__Items from a dataset__:

********************

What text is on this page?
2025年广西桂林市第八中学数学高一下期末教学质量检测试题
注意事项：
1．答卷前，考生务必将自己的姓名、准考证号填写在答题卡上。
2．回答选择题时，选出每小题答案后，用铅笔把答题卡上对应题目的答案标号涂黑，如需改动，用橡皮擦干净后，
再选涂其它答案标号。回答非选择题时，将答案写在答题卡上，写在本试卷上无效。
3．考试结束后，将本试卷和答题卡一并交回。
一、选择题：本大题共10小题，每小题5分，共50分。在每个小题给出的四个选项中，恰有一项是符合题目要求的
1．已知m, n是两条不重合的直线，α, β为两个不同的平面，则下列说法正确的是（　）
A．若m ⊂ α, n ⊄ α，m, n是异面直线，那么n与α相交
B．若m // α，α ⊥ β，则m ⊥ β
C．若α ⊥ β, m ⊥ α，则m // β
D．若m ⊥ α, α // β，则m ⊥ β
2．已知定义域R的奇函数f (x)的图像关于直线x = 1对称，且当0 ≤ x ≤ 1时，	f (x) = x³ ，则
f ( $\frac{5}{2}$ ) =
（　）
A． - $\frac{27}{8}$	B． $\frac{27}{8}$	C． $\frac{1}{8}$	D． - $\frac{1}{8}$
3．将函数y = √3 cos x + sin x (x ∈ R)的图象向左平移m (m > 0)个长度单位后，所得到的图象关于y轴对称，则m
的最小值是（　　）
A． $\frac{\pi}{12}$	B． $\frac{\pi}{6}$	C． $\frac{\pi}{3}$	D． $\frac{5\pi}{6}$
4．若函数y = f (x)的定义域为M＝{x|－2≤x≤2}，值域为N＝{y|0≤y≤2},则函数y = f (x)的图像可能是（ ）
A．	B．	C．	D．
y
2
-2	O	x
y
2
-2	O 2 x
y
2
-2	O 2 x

********************

__What you should do__: Give back the whole listing exactly as it reads.

__Answer in full__:
What text is on this page?
2025年广西桂林市第八中学数学高一下期末教学质量检测试题
注意事项：
1．答卷前，考生务必将自己的姓名、准考证号填写在答题卡上。
2．回答选择题时，选出每小题答案后，用铅笔把答题卡上对应题目的答案标号涂黑，如需改动，用橡皮擦干净后，
再选涂其它答案标号。回答非选择题时，将答案写在答题卡上，写在本试卷上无效。
3．考试结束后，将本试卷和答题卡一并交回。
一、选择题：本大题共10小题，每小题5分，共50分。在每个小题给出的四个选项中，恰有一项是符合题目要求的
1．已知m, n是两条不重合的直线，α, β为两个不同的平面，则下列说法正确的是（　）
A．若m ⊂ α, n ⊄ α，m, n是异面直线，那么n与α相交
B．若m // α，α ⊥ β，则m ⊥ β
C．若α ⊥ β, m ⊥ α，则m // β
D．若m ⊥ α, α // β，则m ⊥ β
2．已知定义域R的奇函数f (x)的图像关于直线x = 1对称，且当0 ≤ x ≤ 1时，	f (x) = x³ ，则
f ( $\frac{5}{2}$ ) =
（　）
A． - $\frac{27}{8}$	B． $\frac{27}{8}$	C． $\frac{1}{8}$	D． - $\frac{1}{8}$
3．将函数y = √3 cos x + sin x (x ∈ R)的图象向左平移m (m > 0)个长度单位后，所得到的图象关于y轴对称，则m
的最小值是（　　）
A． $\frac{\pi}{12}$	B． $\frac{\pi}{6}$	C． $\frac{\pi}{3}$	D． $\frac{5\pi}{6}$
4．若函数y = f (x)的定义域为M＝{x|－2≤x≤2}，值域为N＝{y|0≤y≤2},则函数y = f (x)的图像可能是（ ）
A．	B．	C．	D．
y
2
-2	O	x
y
2
-2	O 2 x
y
2
-2	O 2 x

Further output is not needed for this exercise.